DIRECTIVE:
Will you reproduce the entries below word for word, from the very first line up to and including the line that contains "126, 68, 135]"?

Element location data:
────

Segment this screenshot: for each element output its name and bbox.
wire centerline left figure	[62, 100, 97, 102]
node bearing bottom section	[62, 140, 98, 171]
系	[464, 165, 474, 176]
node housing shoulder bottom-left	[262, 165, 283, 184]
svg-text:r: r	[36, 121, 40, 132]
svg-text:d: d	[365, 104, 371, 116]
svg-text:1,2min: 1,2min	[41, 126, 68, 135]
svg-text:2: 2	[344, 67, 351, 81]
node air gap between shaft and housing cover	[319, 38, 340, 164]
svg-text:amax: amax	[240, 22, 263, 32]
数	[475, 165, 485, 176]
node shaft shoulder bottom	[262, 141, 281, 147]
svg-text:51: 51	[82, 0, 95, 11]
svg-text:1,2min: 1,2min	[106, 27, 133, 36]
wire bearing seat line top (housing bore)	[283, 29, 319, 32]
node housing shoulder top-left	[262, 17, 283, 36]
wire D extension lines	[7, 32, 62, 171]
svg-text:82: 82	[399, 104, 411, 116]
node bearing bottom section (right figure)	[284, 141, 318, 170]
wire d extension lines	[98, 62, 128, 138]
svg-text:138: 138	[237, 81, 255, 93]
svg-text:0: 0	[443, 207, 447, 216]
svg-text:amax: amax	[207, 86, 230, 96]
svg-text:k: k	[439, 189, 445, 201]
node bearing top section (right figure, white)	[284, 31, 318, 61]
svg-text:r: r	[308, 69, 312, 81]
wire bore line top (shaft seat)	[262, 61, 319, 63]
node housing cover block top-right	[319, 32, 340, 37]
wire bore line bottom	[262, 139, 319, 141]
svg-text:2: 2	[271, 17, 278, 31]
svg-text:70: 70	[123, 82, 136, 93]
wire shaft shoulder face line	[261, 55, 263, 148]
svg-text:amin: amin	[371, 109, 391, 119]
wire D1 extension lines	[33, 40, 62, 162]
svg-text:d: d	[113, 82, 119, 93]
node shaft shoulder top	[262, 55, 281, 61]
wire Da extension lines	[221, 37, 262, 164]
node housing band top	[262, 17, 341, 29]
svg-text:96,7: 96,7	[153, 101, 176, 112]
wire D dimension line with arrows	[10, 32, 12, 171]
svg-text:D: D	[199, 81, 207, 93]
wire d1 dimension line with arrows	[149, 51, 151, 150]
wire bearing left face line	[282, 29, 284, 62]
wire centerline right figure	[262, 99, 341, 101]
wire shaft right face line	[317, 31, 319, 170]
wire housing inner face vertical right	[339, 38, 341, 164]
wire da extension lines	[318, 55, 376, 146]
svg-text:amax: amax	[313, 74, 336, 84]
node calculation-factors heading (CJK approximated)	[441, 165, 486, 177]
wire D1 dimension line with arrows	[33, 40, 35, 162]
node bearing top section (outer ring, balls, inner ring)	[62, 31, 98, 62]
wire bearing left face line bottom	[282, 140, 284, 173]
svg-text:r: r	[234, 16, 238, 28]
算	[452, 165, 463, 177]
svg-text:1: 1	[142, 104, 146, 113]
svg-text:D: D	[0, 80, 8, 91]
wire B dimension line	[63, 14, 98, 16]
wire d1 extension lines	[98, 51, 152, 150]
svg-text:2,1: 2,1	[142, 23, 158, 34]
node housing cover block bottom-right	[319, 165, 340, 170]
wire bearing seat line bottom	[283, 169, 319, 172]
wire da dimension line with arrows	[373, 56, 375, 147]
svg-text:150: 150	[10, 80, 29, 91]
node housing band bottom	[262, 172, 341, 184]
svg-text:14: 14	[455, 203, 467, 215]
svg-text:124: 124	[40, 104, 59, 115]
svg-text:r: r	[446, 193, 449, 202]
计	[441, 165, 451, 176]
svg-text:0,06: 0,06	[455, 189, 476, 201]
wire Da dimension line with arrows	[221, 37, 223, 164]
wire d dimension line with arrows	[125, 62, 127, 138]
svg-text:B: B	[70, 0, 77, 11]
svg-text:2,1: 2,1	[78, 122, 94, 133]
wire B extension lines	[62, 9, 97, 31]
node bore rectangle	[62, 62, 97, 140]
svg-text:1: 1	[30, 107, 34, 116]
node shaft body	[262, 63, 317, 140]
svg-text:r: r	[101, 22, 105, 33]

────

THE OUTPUT:
Segment this screenshot: for each element output its name and bbox.
wire centerline left figure	[62, 100, 97, 102]
node bearing bottom section	[62, 140, 98, 171]
系	[464, 165, 474, 176]
node housing shoulder bottom-left	[262, 165, 283, 184]
svg-text:r: r	[36, 121, 40, 132]
svg-text:d: d	[365, 104, 371, 116]
svg-text:1,2min: 1,2min	[41, 126, 68, 135]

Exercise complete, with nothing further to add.